Do this » Retype all the entries word for word, but omit the pictures.

Stored records »
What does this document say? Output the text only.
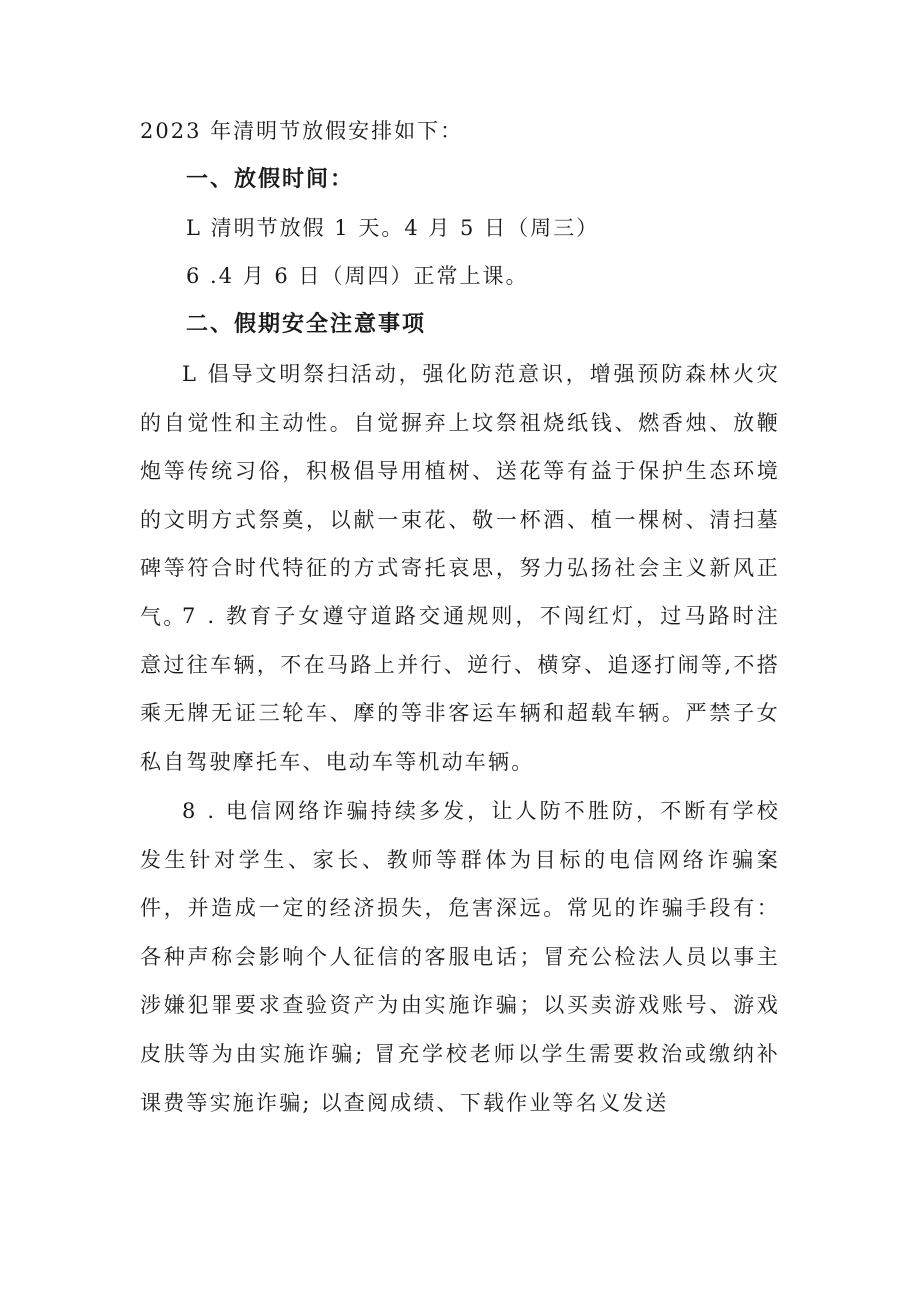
2023 年清明节放假安排如下：
一、放假时间：
L 清明节放假 1 天。4 月 5 日（周三）
6 .4 月 6 日（周四）正常上课。
二、假期安全注意事项
L 倡导文明祭扫活动，强化防范意识，增强预防森林火灾的自觉性和主动性。自觉摒弃上坟祭祖烧纸钱、燃香烛、放鞭炮等传统习俗，积极倡导用植树、送花等有益于保护生态环境的文明方式祭奠，以献一束花、敬一杯酒、植一棵树、清扫墓碑等符合时代特征的方式寄托哀思，努力弘扬社会主义新风正气。
7 . 教育子女遵守道路交通规则，不闯红灯，过马路时注意过往车辆，不在马路上并行、逆行、横穿、追逐打闹等,不搭乘无牌无证三轮车、摩的等非客运车辆和超载车辆。严禁子女私自驾驶摩托车、电动车等机动车辆。
8 . 电信网络诈骗持续多发，让人防不胜防，不断有学校发生针对学生、家长、教师等群体为目标的电信网络诈骗案件，并造成一定的经济损失，危害深远。常见的诈骗手段有：各种声称会影响个人征信的客服电话；冒充公检法人员以事主涉嫌犯罪要求查验资产为由实施诈骗；以买卖游戏账号、游戏皮肤等为由实施诈骗; 冒充学校老师以学生需要救治或缴纳补课费等实施诈骗; 以查阅成绩、下载作业等名义发送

Answer to this exercise »
What does this document say? Output the text only.
2023 年清明节放假安排如下：
一、放假时间：
L 清明节放假 1 天。4 月 5 日（周三）
6 .4 月 6 日（周四）正常上课。
二、假期安全注意事项
L 倡导文明祭扫活动，强化防范意识，增强预防森林火灾的自觉性和主动性。自觉摒弃上坟祭祖烧纸钱、燃香烛、放鞭炮等传统习俗，积极倡导用植树、送花等有益于保护生态环境的文明方式祭奠，以献一束花、敬一杯酒、植一棵树、清扫墓碑等符合时代特征的方式寄托哀思，努力弘扬社会主义新风正气。
7 . 教育子女遵守道路交通规则，不闯红灯，过马路时注意过往车辆，不在马路上并行、逆行、横穿、追逐打闹等,不搭乘无牌无证三轮车、摩的等非客运车辆和超载车辆。严禁子女私自驾驶摩托车、电动车等机动车辆。
8 . 电信网络诈骗持续多发，让人防不胜防，不断有学校发生针对学生、家长、教师等群体为目标的电信网络诈骗案件，并造成一定的经济损失，危害深远。常见的诈骗手段有：各种声称会影响个人征信的客服电话；冒充公检法人员以事主涉嫌犯罪要求查验资产为由实施诈骗；以买卖游戏账号、游戏皮肤等为由实施诈骗; 冒充学校老师以学生需要救治或缴纳补课费等实施诈骗; 以查阅成绩、下载作业等名义发送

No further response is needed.